- [Problem details] From the entries that follow, extract each line holding the string "apply".

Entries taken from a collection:
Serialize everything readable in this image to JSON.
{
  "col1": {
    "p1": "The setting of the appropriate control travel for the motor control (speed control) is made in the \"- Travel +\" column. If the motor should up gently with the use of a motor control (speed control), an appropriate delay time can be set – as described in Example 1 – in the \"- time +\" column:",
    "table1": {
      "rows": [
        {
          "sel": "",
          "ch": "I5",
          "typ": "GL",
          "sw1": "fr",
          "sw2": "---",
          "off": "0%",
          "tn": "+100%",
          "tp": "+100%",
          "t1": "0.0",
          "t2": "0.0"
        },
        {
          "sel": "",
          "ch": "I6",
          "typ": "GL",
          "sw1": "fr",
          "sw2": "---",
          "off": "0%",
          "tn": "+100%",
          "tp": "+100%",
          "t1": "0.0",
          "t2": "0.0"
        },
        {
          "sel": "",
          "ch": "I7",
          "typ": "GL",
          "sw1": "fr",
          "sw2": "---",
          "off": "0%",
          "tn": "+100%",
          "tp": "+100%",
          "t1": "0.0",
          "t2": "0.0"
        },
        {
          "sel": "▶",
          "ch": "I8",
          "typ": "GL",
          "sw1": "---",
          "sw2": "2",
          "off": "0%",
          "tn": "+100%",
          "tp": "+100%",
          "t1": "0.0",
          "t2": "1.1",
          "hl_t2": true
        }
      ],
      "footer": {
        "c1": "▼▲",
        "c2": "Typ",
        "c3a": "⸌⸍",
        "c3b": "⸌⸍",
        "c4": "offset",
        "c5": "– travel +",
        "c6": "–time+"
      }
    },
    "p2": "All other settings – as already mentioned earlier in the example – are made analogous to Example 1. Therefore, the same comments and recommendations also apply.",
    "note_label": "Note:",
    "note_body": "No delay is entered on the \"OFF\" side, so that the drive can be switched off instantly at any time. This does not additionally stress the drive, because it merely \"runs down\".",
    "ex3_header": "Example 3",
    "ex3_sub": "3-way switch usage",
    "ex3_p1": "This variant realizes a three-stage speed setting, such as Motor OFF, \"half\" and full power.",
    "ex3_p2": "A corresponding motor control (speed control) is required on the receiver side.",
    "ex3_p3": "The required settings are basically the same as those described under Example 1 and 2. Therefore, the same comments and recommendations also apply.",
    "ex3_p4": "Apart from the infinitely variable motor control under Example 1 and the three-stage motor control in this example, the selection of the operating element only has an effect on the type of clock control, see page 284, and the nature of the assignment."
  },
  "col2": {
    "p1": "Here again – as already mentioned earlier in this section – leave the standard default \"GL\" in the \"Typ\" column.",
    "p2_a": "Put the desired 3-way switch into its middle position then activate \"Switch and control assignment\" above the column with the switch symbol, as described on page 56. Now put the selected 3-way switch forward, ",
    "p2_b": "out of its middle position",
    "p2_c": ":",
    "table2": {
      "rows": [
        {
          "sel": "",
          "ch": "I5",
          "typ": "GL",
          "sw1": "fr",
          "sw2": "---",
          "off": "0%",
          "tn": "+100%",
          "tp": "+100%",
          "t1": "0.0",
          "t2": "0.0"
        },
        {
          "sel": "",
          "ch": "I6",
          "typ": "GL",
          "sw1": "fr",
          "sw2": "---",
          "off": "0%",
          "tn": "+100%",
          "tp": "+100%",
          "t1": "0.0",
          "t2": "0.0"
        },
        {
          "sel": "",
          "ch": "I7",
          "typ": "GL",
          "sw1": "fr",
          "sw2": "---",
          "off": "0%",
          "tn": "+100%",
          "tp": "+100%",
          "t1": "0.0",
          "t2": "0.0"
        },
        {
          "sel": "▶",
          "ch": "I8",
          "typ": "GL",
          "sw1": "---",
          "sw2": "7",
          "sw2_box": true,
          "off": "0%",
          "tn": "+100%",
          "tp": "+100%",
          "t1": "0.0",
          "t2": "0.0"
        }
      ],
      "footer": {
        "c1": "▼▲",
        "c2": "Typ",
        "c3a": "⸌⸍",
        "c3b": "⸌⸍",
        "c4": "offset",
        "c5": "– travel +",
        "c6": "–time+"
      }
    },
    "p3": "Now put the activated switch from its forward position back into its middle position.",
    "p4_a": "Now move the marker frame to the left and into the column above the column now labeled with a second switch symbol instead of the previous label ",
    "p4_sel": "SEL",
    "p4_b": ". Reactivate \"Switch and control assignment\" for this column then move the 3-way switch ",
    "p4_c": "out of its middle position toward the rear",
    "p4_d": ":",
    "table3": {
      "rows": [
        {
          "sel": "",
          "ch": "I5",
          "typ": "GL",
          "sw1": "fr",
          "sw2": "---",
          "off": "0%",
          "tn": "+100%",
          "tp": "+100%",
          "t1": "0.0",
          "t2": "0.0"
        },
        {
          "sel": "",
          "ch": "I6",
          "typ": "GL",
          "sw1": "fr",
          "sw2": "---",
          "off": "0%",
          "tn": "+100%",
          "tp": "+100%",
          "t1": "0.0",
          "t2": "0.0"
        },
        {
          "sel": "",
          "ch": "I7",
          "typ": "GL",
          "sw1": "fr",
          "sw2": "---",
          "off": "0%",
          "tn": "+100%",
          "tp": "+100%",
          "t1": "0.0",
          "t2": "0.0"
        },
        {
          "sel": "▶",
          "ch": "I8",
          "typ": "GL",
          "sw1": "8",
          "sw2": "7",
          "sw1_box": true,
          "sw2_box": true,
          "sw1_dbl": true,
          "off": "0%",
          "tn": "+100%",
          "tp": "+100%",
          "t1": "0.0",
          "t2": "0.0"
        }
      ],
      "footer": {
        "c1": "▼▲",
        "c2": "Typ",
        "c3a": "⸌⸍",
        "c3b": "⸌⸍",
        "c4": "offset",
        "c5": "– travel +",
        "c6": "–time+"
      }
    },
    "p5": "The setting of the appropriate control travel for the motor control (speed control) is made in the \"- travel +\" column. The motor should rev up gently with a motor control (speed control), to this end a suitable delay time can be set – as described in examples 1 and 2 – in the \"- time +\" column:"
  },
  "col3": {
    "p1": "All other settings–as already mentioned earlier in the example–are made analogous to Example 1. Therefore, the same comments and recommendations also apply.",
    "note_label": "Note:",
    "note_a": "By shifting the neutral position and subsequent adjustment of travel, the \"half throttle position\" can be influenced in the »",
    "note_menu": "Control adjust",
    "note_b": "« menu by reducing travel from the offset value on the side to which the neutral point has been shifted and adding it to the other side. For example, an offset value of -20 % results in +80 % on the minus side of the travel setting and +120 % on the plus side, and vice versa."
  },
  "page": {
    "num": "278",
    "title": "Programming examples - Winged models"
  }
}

- [Result for this task]
    "p2": "All other settings – as already mentioned earlier in the example – are made analogous to Example 1. Therefore, the same comments and recommendations also apply.",
    "ex3_p3": "The required settings are basically the same as those described under Example 1 and 2. Therefore, the same comments and recommendations also apply.",
    "p1": "All other settings–as already mentioned earlier in the example–are made analogous to Example 1. Therefore, the same comments and recommendations also apply.",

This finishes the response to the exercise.